→ What the task asks:
Your task is to output the data exactly as it stands.

→ Data provided:
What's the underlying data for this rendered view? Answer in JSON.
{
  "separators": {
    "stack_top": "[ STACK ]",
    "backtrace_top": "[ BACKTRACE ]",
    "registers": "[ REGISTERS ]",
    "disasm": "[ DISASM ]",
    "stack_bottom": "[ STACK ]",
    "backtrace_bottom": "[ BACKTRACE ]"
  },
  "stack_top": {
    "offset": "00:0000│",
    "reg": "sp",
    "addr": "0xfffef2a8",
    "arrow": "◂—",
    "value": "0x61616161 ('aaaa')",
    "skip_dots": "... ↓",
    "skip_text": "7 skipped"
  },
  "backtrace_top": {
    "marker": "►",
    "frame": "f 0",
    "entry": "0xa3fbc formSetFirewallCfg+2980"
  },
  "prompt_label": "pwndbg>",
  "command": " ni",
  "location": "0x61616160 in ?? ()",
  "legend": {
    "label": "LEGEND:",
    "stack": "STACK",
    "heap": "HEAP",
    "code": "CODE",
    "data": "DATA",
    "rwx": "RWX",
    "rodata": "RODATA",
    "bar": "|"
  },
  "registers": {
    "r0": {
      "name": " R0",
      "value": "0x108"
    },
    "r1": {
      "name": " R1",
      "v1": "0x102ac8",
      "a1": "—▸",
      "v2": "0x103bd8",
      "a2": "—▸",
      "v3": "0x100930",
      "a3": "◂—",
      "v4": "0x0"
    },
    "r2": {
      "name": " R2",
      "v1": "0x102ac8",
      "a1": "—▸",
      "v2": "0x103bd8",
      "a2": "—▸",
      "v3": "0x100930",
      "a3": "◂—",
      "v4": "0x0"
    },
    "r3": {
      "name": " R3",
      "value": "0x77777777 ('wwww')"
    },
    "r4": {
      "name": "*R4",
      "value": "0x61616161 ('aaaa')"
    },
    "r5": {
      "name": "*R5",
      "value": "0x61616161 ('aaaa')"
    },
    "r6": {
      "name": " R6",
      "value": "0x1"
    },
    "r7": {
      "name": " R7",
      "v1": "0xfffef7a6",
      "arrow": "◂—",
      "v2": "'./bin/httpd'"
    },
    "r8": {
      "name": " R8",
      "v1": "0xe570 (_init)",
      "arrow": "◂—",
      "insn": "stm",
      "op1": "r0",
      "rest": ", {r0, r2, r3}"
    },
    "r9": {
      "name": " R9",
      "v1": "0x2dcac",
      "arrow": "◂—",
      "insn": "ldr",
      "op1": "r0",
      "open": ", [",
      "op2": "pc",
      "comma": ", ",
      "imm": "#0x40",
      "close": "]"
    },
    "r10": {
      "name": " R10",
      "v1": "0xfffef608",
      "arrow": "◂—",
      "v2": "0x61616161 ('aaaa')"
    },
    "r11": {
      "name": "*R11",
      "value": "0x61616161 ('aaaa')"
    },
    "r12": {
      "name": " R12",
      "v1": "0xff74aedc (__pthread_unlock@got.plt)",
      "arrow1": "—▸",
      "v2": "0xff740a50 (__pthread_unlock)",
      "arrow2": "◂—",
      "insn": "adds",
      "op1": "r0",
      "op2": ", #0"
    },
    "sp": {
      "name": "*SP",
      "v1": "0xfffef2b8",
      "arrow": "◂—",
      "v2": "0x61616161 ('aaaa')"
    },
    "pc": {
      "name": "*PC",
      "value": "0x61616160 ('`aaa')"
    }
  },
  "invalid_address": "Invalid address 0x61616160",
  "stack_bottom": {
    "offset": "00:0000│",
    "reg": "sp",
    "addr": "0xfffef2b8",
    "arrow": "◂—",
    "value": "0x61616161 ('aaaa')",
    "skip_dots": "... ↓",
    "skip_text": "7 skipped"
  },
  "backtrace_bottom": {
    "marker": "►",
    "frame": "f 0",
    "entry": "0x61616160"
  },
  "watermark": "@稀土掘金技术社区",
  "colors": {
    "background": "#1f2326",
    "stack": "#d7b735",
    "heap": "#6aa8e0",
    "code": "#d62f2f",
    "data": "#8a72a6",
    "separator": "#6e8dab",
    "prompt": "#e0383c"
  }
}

→ Solution to the problem:
What's the underlying data for this rendered view? Answer in JSON.
{
  "separators": {
    "stack_top": "[ STACK ]",
    "backtrace_top": "[ BACKTRACE ]",
    "registers": "[ REGISTERS ]",
    "disasm": "[ DISASM ]",
    "stack_bottom": "[ STACK ]",
    "backtrace_bottom": "[ BACKTRACE ]"
  },
  "stack_top": {
    "offset": "00:0000│",
    "reg": "sp",
    "addr": "0xfffef2a8",
    "arrow": "◂—",
    "value": "0x61616161 ('aaaa')",
    "skip_dots": "... ↓",
    "skip_text": "7 skipped"
  },
  "backtrace_top": {
    "marker": "►",
    "frame": "f 0",
    "entry": "0xa3fbc formSetFirewallCfg+2980"
  },
  "prompt_label": "pwndbg>",
  "command": " ni",
  "location": "0x61616160 in ?? ()",
  "legend": {
    "label": "LEGEND:",
    "stack": "STACK",
    "heap": "HEAP",
    "code": "CODE",
    "data": "DATA",
    "rwx": "RWX",
    "rodata": "RODATA",
    "bar": "|"
  },
  "registers": {
    "r0": {
      "name": " R0",
      "value": "0x108"
    },
    "r1": {
      "name": " R1",
      "v1": "0x102ac8",
      "a1": "—▸",
      "v2": "0x103bd8",
      "a2": "—▸",
      "v3": "0x100930",
      "a3": "◂—",
      "v4": "0x0"
    },
    "r2": {
      "name": " R2",
      "v1": "0x102ac8",
      "a1": "—▸",
      "v2": "0x103bd8",
      "a2": "—▸",
      "v3": "0x100930",
      "a3": "◂—",
      "v4": "0x0"
    },
    "r3": {
      "name": " R3",
      "value": "0x77777777 ('wwww')"
    },
    "r4": {
      "name": "*R4",
      "value": "0x61616161 ('aaaa')"
    },
    "r5": {
      "name": "*R5",
      "value": "0x61616161 ('aaaa')"
    },
    "r6": {
      "name": " R6",
      "value": "0x1"
    },
    "r7": {
      "name": " R7",
      "v1": "0xfffef7a6",
      "arrow": "◂—",
      "v2": "'./bin/httpd'"
    },
    "r8": {
      "name": " R8",
      "v1": "0xe570 (_init)",
      "arrow": "◂—",
      "insn": "stm",
      "op1": "r0",
      "rest": ", {r0, r2, r3}"
    },
    "r9": {
      "name": " R9",
      "v1": "0x2dcac",
      "arrow": "◂—",
      "insn": "ldr",
      "op1": "r0",
      "open": ", [",
      "op2": "pc",
      "comma": ", ",
      "imm": "#0x40",
      "close": "]"
    },
    "r10": {
      "name": " R10",
      "v1": "0xfffef608",
      "arrow": "◂—",
      "v2": "0x61616161 ('aaaa')"
    },
    "r11": {
      "name": "*R11",
      "value": "0x61616161 ('aaaa')"
    },
    "r12": {
      "name": " R12",
      "v1": "0xff74aedc (__pthread_unlock@got.plt)",
      "arrow1": "—▸",
      "v2": "0xff740a50 (__pthread_unlock)",
      "arrow2": "◂—",
      "insn": "adds",
      "op1": "r0",
      "op2": ", #0"
    },
    "sp": {
      "name": "*SP",
      "v1": "0xfffef2b8",
      "arrow": "◂—",
      "v2": "0x61616161 ('aaaa')"
    },
    "pc": {
      "name": "*PC",
      "value": "0x61616160 ('`aaa')"
    }
  },
  "invalid_address": "Invalid address 0x61616160",
  "stack_bottom": {
    "offset": "00:0000│",
    "reg": "sp",
    "addr": "0xfffef2b8",
    "arrow": "◂—",
    "value": "0x61616161 ('aaaa')",
    "skip_dots": "... ↓",
    "skip_text": "7 skipped"
  },
  "backtrace_bottom": {
    "marker": "►",
    "frame": "f 0",
    "entry": "0x61616160"
  },
  "watermark": "@稀土掘金技术社区",
  "colors": {
    "background": "#1f2326",
    "stack": "#d7b735",
    "heap": "#6aa8e0",
    "code": "#d62f2f",
    "data": "#8a72a6",
    "separator": "#6e8dab",
    "prompt": "#e0383c"
  }
}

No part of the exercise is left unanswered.